▶ Problem requirements: In the material below, count the lines with the word "values" and state that number only.

— START Task material —

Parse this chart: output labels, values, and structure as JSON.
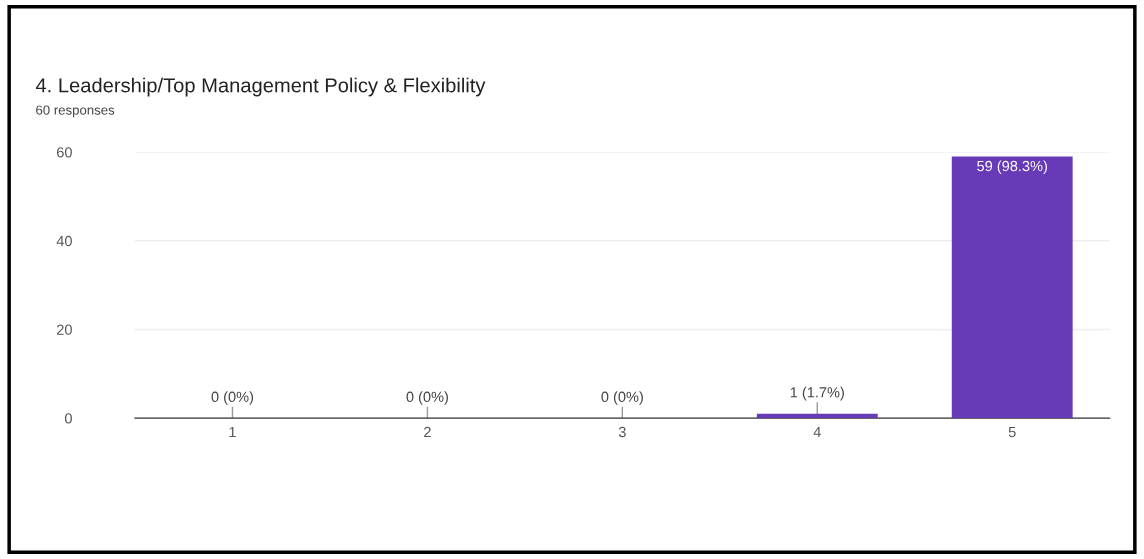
{
  "chart_data": {
    "type": "bar",
    "title": "4. Leadership/Top Management Policy & Flexibility",
    "subtitle": "60 responses",
    "categories": [
      "1",
      "2",
      "3",
      "4",
      "5"
    ],
    "values": [
      0,
      0,
      0,
      1,
      59
    ],
    "value_labels": [
      "0 (0%)",
      "0 (0%)",
      "0 (0%)",
      "1 (1.7%)",
      "59 (98.3%)"
    ],
    "color": "#673ab7",
    "ylim": [
      0,
      60
    ],
    "yticks": [
      0,
      20,
      40,
      60
    ],
    "grid": "y",
    "legend": false
  }
}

— END Task material —

▶ Result of this task: 2